> **Records shown**
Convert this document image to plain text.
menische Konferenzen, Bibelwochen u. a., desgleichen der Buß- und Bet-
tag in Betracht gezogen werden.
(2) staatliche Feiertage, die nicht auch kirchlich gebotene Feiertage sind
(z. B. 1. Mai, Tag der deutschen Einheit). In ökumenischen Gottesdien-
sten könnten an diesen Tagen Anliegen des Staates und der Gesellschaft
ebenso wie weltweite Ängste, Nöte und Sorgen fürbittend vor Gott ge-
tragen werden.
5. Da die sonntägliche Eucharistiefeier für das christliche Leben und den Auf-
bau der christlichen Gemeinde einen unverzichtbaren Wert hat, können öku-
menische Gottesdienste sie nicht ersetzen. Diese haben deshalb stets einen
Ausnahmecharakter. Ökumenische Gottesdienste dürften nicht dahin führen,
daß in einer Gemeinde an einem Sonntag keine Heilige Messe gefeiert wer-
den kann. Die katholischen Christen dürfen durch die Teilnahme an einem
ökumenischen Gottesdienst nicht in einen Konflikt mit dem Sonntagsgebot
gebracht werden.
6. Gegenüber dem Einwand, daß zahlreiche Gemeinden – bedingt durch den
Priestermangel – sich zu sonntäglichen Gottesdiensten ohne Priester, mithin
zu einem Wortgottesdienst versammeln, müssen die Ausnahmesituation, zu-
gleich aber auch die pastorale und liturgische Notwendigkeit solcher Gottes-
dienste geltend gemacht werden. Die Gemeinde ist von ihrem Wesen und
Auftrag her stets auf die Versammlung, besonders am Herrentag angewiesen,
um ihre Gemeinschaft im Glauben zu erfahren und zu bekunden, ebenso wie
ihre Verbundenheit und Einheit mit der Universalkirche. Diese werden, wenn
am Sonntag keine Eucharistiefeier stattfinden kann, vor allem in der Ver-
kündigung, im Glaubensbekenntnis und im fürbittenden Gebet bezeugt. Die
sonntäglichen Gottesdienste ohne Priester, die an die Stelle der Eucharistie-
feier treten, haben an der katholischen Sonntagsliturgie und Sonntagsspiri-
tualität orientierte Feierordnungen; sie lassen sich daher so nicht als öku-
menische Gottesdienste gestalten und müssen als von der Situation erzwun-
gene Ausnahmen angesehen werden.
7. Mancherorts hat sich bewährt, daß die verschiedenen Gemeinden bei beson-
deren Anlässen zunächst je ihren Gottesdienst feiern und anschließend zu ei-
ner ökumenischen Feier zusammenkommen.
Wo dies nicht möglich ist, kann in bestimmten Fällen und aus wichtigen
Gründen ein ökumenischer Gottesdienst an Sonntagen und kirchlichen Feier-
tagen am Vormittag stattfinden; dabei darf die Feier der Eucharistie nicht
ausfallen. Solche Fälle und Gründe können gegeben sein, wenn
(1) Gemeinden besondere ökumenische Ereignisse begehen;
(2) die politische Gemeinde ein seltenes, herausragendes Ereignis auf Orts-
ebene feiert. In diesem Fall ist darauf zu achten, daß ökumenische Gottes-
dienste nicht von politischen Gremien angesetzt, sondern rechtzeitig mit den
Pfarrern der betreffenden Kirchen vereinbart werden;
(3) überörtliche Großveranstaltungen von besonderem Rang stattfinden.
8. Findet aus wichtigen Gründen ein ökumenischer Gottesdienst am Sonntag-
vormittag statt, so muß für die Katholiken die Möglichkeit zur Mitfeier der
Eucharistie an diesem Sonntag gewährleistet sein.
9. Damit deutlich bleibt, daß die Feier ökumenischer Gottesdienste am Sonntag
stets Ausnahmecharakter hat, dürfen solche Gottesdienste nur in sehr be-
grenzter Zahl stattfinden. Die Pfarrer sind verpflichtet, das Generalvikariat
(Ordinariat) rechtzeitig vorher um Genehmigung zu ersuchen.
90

> **Exercise instructions**
Which lines include "werden"? Copy each of them out.

> **Expected answer**
tag in Betracht gezogen werden.
tragen werden.
gebracht werden.
dienste geltend gemacht werden. Die Gemeinde ist von ihrem Wesen und
ihre Verbundenheit und Einheit mit der Universalkirche. Diese werden, wenn
gene Ausnahmen angesehen werden.
Pfarrern der betreffenden Kirchen vereinbart werden;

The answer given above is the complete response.